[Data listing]

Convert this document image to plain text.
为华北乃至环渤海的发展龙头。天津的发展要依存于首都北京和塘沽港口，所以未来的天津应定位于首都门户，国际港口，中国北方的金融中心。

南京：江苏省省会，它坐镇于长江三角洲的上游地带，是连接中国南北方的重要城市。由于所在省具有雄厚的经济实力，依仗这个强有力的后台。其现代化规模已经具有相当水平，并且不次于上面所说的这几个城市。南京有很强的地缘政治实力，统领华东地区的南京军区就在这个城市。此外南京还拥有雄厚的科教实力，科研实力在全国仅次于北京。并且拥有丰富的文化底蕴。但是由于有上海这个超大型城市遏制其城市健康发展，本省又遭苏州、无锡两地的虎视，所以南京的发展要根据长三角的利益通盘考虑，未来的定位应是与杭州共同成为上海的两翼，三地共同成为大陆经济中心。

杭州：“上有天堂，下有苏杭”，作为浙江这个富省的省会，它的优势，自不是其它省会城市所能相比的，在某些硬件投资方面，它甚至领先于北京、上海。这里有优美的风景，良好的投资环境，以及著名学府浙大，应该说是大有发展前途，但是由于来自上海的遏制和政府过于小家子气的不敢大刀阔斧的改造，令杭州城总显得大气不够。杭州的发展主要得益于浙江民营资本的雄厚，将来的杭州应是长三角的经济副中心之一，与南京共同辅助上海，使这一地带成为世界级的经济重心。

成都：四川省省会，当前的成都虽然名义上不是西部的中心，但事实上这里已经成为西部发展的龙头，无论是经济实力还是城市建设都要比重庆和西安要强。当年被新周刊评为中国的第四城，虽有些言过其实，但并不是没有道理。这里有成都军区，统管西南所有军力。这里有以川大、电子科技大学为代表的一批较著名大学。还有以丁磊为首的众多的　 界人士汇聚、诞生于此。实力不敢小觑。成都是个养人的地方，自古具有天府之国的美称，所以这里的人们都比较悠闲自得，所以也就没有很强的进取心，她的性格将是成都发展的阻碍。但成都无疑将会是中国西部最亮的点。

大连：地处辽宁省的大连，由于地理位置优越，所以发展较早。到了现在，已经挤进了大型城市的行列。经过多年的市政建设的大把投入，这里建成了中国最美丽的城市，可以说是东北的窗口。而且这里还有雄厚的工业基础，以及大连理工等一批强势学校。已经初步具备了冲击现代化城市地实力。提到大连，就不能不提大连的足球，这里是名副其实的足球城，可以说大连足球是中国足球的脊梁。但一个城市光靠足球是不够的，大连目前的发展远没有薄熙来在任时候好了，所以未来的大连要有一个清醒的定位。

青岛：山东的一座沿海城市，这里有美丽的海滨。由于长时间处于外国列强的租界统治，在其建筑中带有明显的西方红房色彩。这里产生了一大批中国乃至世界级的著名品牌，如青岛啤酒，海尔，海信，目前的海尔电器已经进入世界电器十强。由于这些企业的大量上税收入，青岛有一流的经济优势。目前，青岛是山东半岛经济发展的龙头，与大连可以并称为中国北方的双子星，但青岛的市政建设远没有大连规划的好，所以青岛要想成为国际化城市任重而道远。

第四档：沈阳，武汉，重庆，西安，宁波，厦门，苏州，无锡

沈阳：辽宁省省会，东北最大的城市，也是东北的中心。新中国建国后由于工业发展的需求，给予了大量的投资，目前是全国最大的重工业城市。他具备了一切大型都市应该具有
* * *
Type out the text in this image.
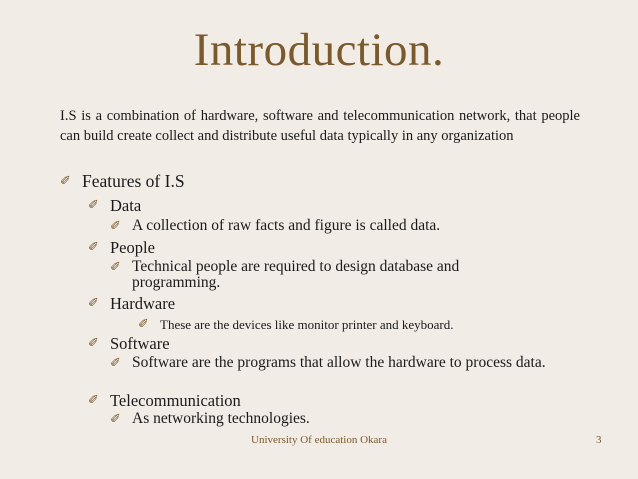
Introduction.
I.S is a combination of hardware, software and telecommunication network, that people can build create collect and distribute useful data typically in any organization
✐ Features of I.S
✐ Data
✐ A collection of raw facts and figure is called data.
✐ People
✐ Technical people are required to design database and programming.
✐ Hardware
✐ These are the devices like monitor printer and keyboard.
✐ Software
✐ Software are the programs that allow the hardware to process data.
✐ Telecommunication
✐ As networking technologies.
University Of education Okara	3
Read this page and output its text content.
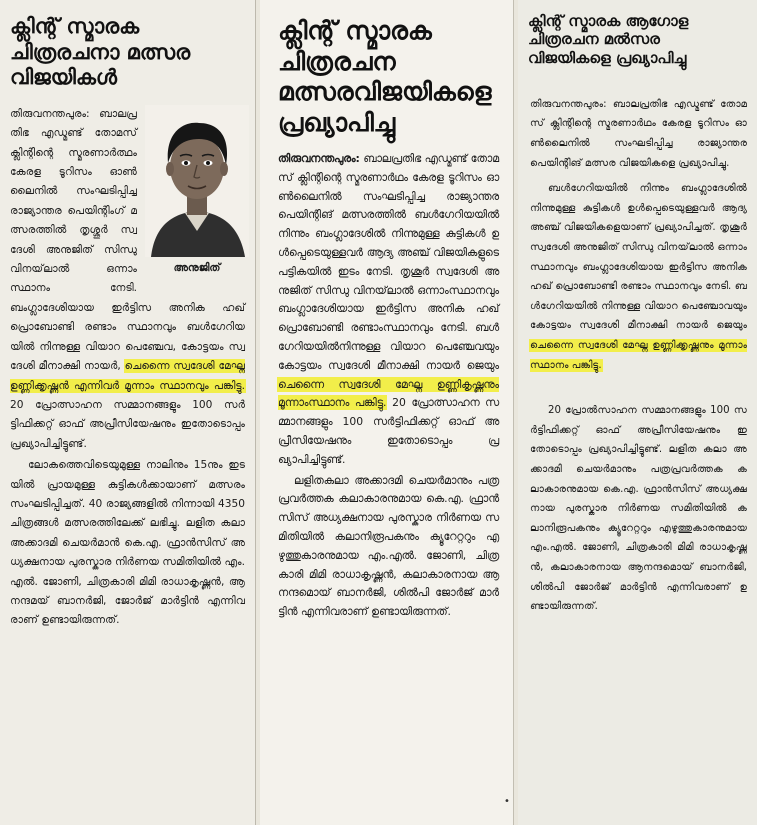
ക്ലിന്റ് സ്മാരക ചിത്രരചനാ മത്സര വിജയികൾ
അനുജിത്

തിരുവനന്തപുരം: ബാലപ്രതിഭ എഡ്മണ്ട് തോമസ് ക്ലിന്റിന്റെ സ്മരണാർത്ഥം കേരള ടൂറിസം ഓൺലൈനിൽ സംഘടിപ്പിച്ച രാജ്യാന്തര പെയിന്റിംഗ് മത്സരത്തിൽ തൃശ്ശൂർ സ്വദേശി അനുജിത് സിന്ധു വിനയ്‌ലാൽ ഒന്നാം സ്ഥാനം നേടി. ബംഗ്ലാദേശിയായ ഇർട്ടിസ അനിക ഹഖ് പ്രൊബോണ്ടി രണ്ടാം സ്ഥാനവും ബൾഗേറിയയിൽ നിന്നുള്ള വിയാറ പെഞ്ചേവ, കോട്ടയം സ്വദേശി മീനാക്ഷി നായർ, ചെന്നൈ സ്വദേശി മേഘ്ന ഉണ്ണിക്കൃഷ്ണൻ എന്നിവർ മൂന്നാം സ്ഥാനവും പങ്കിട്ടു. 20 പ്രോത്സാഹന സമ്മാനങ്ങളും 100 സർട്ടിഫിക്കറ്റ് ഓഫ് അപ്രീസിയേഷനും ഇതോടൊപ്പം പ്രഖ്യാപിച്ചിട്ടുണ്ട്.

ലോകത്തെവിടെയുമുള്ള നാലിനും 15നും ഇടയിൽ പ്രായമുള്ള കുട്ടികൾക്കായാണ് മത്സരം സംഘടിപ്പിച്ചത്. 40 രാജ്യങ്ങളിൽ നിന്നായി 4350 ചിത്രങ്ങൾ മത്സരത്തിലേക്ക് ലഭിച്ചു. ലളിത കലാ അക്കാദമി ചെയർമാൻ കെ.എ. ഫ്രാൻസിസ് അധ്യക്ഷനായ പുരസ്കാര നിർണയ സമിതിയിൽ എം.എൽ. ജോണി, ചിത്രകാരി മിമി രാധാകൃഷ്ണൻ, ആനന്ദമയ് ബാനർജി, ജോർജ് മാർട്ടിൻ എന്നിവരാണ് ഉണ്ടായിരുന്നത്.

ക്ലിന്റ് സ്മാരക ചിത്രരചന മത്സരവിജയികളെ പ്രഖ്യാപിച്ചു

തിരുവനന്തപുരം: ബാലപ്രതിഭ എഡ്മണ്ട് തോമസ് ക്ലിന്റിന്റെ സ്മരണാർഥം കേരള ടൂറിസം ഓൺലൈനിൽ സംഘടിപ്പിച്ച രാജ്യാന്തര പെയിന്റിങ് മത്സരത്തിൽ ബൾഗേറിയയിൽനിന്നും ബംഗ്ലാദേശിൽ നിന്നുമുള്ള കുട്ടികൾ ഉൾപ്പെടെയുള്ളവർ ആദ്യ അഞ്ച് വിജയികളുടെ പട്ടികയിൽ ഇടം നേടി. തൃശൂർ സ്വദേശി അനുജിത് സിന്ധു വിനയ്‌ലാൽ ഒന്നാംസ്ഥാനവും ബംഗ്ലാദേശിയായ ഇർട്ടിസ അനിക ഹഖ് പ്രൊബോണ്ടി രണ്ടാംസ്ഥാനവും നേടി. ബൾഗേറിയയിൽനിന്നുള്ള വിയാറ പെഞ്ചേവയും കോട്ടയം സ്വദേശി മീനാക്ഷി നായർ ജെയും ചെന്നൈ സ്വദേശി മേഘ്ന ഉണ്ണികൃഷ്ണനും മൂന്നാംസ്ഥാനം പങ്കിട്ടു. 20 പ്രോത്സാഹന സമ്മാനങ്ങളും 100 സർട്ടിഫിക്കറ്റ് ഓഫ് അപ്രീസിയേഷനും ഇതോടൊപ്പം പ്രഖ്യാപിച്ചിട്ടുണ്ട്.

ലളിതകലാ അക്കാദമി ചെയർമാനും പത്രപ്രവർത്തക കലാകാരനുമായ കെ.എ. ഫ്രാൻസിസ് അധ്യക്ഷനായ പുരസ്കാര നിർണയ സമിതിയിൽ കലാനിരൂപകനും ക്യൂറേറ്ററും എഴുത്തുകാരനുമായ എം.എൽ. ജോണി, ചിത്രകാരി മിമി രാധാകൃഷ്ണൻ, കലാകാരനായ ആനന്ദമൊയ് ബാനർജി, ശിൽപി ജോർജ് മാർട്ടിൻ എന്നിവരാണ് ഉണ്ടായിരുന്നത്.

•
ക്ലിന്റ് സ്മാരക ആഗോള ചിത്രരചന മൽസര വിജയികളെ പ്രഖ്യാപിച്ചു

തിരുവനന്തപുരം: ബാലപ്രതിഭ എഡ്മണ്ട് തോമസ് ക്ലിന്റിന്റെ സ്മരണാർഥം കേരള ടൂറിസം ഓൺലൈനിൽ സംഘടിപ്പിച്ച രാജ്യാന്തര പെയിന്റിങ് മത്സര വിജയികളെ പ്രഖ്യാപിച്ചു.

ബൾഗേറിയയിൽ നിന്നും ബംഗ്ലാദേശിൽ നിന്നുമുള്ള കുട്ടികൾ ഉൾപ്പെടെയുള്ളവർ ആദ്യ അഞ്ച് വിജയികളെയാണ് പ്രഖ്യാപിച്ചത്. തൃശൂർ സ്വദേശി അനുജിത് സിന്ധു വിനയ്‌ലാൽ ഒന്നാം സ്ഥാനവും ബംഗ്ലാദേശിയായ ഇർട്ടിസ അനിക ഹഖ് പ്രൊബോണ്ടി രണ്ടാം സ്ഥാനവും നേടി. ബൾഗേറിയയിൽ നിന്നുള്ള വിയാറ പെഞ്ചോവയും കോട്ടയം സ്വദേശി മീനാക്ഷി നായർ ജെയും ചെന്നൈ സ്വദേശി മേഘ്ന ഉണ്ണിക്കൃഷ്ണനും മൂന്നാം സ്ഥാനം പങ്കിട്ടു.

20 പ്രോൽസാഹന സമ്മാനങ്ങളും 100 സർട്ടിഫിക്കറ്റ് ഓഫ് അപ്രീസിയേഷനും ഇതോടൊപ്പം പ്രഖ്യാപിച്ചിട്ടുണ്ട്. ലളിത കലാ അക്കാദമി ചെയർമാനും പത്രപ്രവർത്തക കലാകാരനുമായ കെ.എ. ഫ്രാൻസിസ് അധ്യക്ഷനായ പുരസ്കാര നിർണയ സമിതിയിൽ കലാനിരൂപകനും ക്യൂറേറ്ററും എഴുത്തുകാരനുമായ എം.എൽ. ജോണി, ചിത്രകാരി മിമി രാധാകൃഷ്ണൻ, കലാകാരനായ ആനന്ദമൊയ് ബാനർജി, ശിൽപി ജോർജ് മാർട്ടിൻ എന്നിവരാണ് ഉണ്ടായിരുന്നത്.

▶ **What this task involves**: Take every line containing the word "text" and copy it.

▶ **Final answer**:
Convert this document image to plain text.
Type out the text in this image.
Read this page and output its text content.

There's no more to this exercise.